Task statement
Return every record verbatim.

━━━ Task material

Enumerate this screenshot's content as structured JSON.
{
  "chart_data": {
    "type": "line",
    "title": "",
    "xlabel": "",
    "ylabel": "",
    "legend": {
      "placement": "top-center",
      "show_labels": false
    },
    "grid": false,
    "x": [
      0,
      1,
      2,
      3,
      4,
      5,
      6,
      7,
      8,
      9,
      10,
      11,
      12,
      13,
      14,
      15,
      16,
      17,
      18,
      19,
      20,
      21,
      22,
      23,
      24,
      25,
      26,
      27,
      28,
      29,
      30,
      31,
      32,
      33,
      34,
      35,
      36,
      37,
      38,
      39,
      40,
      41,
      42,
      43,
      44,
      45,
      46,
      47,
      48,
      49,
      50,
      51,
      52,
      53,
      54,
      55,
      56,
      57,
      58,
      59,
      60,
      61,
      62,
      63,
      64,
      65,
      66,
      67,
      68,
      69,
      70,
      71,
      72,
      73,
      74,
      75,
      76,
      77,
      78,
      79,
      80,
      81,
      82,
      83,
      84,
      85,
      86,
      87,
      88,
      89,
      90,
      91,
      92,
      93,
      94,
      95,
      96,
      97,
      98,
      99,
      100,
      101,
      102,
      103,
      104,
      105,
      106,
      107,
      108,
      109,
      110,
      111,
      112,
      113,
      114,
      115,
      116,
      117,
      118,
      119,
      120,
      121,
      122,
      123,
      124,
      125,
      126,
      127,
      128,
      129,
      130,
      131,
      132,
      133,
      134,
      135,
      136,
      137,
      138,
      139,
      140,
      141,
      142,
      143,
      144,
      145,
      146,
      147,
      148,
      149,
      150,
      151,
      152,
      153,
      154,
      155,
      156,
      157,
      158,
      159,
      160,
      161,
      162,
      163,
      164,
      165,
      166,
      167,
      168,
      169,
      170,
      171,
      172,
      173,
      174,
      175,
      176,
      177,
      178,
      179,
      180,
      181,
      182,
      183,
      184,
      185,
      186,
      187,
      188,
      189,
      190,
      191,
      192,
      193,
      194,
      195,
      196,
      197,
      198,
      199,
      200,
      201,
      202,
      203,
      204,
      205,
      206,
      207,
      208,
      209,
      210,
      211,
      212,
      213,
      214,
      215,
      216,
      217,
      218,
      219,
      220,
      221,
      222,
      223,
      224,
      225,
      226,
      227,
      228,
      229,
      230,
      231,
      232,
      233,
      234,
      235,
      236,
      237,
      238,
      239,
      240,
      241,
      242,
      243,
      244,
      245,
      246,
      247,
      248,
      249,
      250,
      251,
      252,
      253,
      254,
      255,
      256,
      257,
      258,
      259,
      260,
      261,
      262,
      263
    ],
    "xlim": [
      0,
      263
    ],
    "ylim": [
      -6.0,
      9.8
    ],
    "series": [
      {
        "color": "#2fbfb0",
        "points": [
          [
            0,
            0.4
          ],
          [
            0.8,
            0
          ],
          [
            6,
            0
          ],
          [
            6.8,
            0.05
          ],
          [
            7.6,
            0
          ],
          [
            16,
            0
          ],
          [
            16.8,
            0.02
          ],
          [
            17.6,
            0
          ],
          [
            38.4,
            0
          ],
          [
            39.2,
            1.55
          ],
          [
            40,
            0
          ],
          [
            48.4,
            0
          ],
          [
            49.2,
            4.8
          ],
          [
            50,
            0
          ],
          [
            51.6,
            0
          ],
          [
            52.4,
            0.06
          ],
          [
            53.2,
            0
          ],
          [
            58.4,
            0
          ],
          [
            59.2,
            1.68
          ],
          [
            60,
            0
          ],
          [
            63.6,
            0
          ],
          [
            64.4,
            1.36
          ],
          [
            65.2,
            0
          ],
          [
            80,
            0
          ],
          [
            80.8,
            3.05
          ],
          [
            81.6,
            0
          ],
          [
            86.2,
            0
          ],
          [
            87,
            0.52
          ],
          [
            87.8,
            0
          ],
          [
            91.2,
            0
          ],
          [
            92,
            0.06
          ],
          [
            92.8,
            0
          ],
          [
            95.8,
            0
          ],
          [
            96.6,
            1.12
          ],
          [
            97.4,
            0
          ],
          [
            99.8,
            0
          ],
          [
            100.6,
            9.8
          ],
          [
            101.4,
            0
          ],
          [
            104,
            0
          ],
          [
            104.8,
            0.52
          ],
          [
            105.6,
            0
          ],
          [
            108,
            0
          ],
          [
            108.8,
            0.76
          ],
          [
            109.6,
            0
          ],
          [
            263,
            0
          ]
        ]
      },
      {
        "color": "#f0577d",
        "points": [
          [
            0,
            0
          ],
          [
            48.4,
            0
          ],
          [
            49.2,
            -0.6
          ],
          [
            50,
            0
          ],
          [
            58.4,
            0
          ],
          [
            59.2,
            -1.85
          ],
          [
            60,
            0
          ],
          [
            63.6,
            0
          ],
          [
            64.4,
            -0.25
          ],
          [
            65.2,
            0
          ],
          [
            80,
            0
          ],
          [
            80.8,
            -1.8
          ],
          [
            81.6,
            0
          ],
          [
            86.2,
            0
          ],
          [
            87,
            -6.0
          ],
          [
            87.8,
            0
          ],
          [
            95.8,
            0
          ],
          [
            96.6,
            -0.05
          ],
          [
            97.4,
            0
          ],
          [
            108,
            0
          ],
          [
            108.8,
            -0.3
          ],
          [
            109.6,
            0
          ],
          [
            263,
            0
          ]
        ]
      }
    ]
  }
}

━━━━━━

Written solution
Enumerate this screenshot's content as structured JSON.
{
  "chart_data": {
    "type": "line",
    "title": "",
    "xlabel": "",
    "ylabel": "",
    "legend": {
      "placement": "top-center",
      "show_labels": false
    },
    "grid": false,
    "x": [
      0,
      1,
      2,
      3,
      4,
      5,
      6,
      7,
      8,
      9,
      10,
      11,
      12,
      13,
      14,
      15,
      16,
      17,
      18,
      19,
      20,
      21,
      22,
      23,
      24,
      25,
      26,
      27,
      28,
      29,
      30,
      31,
      32,
      33,
      34,
      35,
      36,
      37,
      38,
      39,
      40,
      41,
      42,
      43,
      44,
      45,
      46,
      47,
      48,
      49,
      50,
      51,
      52,
      53,
      54,
      55,
      56,
      57,
      58,
      59,
      60,
      61,
      62,
      63,
      64,
      65,
      66,
      67,
      68,
      69,
      70,
      71,
      72,
      73,
      74,
      75,
      76,
      77,
      78,
      79,
      80,
      81,
      82,
      83,
      84,
      85,
      86,
      87,
      88,
      89,
      90,
      91,
      92,
      93,
      94,
      95,
      96,
      97,
      98,
      99,
      100,
      101,
      102,
      103,
      104,
      105,
      106,
      107,
      108,
      109,
      110,
      111,
      112,
      113,
      114,
      115,
      116,
      117,
      118,
      119,
      120,
      121,
      122,
      123,
      124,
      125,
      126,
      127,
      128,
      129,
      130,
      131,
      132,
      133,
      134,
      135,
      136,
      137,
      138,
      139,
      140,
      141,
      142,
      143,
      144,
      145,
      146,
      147,
      148,
      149,
      150,
      151,
      152,
      153,
      154,
      155,
      156,
      157,
      158,
      159,
      160,
      161,
      162,
      163,
      164,
      165,
      166,
      167,
      168,
      169,
      170,
      171,
      172,
      173,
      174,
      175,
      176,
      177,
      178,
      179,
      180,
      181,
      182,
      183,
      184,
      185,
      186,
      187,
      188,
      189,
      190,
      191,
      192,
      193,
      194,
      195,
      196,
      197,
      198,
      199,
      200,
      201,
      202,
      203,
      204,
      205,
      206,
      207,
      208,
      209,
      210,
      211,
      212,
      213,
      214,
      215,
      216,
      217,
      218,
      219,
      220,
      221,
      222,
      223,
      224,
      225,
      226,
      227,
      228,
      229,
      230,
      231,
      232,
      233,
      234,
      235,
      236,
      237,
      238,
      239,
      240,
      241,
      242,
      243,
      244,
      245,
      246,
      247,
      248,
      249,
      250,
      251,
      252,
      253,
      254,
      255,
      256,
      257,
      258,
      259,
      260,
      261,
      262,
      263
    ],
    "xlim": [
      0,
      263
    ],
    "ylim": [
      -6.0,
      9.8
    ],
    "series": [
      {
        "color": "#2fbfb0",
        "points": [
          [
            0,
            0.4
          ],
          [
            0.8,
            0
          ],
          [
            6,
            0
          ],
          [
            6.8,
            0.05
          ],
          [
            7.6,
            0
          ],
          [
            16,
            0
          ],
          [
            16.8,
            0.02
          ],
          [
            17.6,
            0
          ],
          [
            38.4,
            0
          ],
          [
            39.2,
            1.55
          ],
          [
            40,
            0
          ],
          [
            48.4,
            0
          ],
          [
            49.2,
            4.8
          ],
          [
            50,
            0
          ],
          [
            51.6,
            0
          ],
          [
            52.4,
            0.06
          ],
          [
            53.2,
            0
          ],
          [
            58.4,
            0
          ],
          [
            59.2,
            1.68
          ],
          [
            60,
            0
          ],
          [
            63.6,
            0
          ],
          [
            64.4,
            1.36
          ],
          [
            65.2,
            0
          ],
          [
            80,
            0
          ],
          [
            80.8,
            3.05
          ],
          [
            81.6,
            0
          ],
          [
            86.2,
            0
          ],
          [
            87,
            0.52
          ],
          [
            87.8,
            0
          ],
          [
            91.2,
            0
          ],
          [
            92,
            0.06
          ],
          [
            92.8,
            0
          ],
          [
            95.8,
            0
          ],
          [
            96.6,
            1.12
          ],
          [
            97.4,
            0
          ],
          [
            99.8,
            0
          ],
          [
            100.6,
            9.8
          ],
          [
            101.4,
            0
          ],
          [
            104,
            0
          ],
          [
            104.8,
            0.52
          ],
          [
            105.6,
            0
          ],
          [
            108,
            0
          ],
          [
            108.8,
            0.76
          ],
          [
            109.6,
            0
          ],
          [
            263,
            0
          ]
        ]
      },
      {
        "color": "#f0577d",
        "points": [
          [
            0,
            0
          ],
          [
            48.4,
            0
          ],
          [
            49.2,
            -0.6
          ],
          [
            50,
            0
          ],
          [
            58.4,
            0
          ],
          [
            59.2,
            -1.85
          ],
          [
            60,
            0
          ],
          [
            63.6,
            0
          ],
          [
            64.4,
            -0.25
          ],
          [
            65.2,
            0
          ],
          [
            80,
            0
          ],
          [
            80.8,
            -1.8
          ],
          [
            81.6,
            0
          ],
          [
            86.2,
            0
          ],
          [
            87,
            -6.0
          ],
          [
            87.8,
            0
          ],
          [
            95.8,
            0
          ],
          [
            96.6,
            -0.05
          ],
          [
            97.4,
            0
          ],
          [
            108,
            0
          ],
          [
            108.8,
            -0.3
          ],
          [
            109.6,
            0
          ],
          [
            263,
            0
          ]
        ]
      }
    ]
  }
}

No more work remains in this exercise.